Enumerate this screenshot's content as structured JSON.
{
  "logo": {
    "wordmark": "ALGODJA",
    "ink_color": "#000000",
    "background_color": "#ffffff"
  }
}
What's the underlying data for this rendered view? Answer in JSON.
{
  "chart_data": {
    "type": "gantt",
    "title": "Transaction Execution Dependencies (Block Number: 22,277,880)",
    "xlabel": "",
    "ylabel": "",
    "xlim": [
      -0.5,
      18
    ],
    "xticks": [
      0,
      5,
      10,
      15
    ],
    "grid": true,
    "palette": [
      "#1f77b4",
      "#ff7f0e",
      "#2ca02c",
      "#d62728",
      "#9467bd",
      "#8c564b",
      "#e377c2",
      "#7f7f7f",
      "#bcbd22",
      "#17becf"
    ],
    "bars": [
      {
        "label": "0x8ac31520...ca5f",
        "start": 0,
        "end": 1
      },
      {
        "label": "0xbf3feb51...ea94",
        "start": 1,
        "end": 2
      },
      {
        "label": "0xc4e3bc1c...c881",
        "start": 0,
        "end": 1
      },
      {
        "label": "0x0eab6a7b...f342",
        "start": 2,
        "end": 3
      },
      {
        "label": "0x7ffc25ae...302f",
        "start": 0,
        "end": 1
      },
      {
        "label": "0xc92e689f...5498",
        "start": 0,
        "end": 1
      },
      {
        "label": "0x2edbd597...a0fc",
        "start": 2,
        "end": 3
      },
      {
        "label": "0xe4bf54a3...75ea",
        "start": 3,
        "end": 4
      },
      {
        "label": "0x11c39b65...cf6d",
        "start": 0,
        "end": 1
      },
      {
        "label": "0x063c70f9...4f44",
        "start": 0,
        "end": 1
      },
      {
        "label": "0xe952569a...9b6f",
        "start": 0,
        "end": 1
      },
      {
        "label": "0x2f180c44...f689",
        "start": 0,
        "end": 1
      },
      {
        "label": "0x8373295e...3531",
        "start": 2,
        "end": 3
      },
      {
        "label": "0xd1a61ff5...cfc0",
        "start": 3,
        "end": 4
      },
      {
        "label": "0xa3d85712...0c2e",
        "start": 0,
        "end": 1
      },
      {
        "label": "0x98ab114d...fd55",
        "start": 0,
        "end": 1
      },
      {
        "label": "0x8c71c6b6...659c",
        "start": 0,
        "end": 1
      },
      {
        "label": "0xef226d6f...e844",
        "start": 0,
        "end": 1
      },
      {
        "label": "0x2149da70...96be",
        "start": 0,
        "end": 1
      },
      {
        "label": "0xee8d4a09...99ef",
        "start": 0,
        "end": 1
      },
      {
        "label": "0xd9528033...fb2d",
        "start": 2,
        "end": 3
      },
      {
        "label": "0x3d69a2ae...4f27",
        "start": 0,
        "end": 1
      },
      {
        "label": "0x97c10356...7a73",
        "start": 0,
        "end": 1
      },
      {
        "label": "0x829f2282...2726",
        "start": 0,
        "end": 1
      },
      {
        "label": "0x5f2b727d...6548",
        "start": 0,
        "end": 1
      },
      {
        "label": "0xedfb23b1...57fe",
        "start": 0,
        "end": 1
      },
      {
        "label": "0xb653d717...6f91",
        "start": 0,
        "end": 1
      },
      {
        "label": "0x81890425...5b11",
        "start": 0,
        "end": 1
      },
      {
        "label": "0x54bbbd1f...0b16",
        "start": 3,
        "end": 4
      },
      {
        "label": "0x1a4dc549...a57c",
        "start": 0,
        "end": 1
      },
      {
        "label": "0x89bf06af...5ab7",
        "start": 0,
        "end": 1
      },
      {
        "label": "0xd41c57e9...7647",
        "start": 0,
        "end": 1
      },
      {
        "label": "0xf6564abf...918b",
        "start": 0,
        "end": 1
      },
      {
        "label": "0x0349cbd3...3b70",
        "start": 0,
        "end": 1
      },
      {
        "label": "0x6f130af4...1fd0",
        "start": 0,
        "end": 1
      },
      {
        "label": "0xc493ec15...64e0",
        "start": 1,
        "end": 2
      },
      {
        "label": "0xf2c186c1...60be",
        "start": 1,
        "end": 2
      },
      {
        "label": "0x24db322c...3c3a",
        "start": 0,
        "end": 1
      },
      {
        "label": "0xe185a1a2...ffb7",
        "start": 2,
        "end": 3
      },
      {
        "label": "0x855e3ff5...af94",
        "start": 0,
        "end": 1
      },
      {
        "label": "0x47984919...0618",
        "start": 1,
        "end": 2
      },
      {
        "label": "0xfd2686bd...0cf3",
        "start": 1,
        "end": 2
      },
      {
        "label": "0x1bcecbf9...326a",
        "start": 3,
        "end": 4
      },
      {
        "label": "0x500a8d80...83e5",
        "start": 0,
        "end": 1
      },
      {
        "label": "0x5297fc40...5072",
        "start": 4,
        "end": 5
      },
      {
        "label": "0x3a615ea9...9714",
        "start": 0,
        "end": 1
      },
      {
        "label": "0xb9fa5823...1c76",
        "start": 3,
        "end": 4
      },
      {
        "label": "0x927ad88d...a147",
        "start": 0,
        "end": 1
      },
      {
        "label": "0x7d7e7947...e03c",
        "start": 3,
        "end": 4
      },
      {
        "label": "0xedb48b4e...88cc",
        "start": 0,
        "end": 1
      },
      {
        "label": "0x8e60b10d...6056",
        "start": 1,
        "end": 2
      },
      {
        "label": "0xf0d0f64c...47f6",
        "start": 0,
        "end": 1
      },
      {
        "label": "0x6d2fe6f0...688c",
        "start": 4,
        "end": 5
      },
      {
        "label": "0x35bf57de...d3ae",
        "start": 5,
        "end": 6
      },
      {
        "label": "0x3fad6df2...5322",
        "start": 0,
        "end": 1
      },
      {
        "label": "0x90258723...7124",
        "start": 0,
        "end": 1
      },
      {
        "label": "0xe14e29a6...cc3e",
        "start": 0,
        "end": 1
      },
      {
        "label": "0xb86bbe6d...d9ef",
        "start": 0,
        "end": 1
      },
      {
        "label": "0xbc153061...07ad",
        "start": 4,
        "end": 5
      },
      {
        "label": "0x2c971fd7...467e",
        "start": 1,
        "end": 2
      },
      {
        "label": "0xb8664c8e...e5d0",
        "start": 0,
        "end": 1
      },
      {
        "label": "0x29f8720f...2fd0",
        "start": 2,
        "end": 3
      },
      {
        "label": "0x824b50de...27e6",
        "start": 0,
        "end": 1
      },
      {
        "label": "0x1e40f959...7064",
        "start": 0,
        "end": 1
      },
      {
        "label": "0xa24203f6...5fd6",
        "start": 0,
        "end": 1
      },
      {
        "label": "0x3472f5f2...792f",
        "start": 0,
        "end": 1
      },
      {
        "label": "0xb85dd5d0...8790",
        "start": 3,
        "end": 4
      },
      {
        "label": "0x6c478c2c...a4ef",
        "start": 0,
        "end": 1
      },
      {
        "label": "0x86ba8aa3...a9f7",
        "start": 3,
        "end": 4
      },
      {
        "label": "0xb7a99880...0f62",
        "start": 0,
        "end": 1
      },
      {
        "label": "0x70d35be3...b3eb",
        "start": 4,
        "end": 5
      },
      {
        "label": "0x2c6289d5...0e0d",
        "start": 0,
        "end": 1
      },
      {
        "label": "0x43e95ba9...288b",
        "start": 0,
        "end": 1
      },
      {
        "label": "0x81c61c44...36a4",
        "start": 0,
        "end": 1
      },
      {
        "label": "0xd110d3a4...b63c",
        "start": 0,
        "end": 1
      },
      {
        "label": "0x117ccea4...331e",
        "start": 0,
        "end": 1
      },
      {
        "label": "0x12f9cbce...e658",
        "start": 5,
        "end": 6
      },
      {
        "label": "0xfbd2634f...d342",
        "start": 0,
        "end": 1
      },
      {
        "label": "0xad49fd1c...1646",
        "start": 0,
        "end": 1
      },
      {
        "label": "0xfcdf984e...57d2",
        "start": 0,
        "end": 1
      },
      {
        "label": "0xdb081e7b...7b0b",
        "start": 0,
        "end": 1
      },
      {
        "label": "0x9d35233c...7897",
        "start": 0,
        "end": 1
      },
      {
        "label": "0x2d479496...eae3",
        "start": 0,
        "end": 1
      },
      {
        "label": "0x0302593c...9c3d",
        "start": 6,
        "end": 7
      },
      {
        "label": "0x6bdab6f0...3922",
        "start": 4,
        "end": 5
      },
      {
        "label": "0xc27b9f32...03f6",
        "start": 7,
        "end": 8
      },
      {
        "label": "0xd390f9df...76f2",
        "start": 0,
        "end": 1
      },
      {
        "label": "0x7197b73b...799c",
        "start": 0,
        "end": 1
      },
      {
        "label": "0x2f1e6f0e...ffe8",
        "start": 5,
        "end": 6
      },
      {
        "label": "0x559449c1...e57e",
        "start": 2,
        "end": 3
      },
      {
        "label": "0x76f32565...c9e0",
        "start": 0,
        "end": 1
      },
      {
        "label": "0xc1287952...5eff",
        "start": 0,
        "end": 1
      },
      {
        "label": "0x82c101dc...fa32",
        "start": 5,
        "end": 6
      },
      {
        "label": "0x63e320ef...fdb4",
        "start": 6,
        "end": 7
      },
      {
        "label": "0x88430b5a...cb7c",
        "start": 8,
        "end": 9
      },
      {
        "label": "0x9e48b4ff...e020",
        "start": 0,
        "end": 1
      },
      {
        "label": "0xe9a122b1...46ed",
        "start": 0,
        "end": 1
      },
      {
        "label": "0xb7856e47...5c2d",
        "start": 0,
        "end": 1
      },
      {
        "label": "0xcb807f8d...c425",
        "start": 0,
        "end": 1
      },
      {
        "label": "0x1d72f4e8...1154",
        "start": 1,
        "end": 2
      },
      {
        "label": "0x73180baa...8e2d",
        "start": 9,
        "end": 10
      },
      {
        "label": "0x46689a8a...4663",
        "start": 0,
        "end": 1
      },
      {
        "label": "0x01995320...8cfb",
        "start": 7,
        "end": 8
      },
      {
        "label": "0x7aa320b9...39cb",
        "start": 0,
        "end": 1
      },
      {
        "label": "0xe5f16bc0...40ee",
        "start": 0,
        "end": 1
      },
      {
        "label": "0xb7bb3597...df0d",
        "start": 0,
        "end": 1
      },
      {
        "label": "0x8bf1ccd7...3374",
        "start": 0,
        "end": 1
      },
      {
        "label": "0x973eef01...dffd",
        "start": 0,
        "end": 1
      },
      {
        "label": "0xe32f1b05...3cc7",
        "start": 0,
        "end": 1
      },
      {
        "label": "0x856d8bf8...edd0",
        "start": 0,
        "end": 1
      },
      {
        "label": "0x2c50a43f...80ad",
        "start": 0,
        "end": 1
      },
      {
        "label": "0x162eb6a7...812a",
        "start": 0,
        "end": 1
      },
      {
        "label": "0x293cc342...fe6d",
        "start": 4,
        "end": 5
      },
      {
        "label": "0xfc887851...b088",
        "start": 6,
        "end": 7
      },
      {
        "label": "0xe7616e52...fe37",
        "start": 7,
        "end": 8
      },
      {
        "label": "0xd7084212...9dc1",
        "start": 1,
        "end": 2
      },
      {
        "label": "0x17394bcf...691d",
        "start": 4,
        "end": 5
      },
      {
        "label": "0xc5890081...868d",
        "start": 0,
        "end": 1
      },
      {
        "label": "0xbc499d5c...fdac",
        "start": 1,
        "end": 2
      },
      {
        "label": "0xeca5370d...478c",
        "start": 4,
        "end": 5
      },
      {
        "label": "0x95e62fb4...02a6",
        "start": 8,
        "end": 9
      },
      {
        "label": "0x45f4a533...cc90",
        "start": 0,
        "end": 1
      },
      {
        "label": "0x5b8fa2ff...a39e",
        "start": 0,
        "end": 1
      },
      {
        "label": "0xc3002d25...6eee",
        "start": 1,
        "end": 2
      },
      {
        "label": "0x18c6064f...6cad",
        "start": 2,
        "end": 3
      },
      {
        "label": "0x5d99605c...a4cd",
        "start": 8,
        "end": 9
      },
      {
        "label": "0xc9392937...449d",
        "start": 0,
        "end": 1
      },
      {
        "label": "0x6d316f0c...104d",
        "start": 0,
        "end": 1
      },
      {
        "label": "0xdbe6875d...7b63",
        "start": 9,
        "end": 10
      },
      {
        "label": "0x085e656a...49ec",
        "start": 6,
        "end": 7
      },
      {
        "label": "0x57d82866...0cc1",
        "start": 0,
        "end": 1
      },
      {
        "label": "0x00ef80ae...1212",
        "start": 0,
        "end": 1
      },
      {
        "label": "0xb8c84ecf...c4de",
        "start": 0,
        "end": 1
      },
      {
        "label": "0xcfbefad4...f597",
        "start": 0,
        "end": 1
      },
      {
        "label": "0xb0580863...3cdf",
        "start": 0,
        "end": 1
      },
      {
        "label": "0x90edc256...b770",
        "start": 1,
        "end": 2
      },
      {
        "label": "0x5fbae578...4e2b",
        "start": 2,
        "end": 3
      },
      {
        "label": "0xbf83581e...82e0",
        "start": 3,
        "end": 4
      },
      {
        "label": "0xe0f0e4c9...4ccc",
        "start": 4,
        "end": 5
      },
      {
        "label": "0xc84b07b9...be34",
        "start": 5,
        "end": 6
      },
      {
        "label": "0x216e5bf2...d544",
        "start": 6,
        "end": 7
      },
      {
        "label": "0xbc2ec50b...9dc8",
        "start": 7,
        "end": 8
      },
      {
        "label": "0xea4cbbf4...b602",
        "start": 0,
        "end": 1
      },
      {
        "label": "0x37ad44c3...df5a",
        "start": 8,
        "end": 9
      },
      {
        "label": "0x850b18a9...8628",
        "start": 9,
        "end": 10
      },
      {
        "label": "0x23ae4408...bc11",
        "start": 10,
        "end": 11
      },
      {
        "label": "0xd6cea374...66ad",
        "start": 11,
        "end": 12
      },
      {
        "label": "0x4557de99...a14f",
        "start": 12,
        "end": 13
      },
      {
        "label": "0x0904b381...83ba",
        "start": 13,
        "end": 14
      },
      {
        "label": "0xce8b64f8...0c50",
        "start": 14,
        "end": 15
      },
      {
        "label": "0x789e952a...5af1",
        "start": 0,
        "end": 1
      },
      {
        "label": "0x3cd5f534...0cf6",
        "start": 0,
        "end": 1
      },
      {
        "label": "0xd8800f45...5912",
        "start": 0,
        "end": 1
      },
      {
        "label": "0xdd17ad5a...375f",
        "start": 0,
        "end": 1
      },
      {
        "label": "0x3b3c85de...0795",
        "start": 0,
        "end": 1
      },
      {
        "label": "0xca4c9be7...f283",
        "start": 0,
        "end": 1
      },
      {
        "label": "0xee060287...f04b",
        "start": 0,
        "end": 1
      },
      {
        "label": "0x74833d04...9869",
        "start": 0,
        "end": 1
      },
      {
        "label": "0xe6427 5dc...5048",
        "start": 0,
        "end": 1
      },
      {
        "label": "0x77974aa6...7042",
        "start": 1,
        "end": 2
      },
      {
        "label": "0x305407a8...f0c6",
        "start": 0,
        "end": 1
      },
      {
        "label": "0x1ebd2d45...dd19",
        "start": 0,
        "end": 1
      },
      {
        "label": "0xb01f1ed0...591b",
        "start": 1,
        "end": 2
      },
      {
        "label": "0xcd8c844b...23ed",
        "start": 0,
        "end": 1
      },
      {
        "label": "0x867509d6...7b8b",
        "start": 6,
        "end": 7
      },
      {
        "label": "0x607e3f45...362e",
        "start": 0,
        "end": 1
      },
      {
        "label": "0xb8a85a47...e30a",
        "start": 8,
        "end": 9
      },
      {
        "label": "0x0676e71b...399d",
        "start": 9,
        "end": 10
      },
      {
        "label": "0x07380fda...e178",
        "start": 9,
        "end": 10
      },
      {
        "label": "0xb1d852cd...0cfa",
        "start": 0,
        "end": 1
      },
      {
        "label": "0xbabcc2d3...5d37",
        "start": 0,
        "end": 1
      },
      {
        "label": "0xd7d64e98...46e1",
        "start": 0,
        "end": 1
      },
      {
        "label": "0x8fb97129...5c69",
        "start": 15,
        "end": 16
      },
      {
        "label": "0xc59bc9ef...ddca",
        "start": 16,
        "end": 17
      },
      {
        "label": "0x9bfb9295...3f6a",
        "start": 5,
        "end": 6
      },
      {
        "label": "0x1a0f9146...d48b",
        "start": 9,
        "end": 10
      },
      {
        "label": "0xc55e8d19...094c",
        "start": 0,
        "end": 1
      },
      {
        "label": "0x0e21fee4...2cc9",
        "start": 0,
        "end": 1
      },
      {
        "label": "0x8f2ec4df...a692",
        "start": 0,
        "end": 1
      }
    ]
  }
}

**Exercise brief**
Copy every line of the listing that includes the string "JSON".

**Answer to this problem**
Enumerate this screenshot's content as structured JSON.
What's the underlying data for this rendered view? Answer in JSON.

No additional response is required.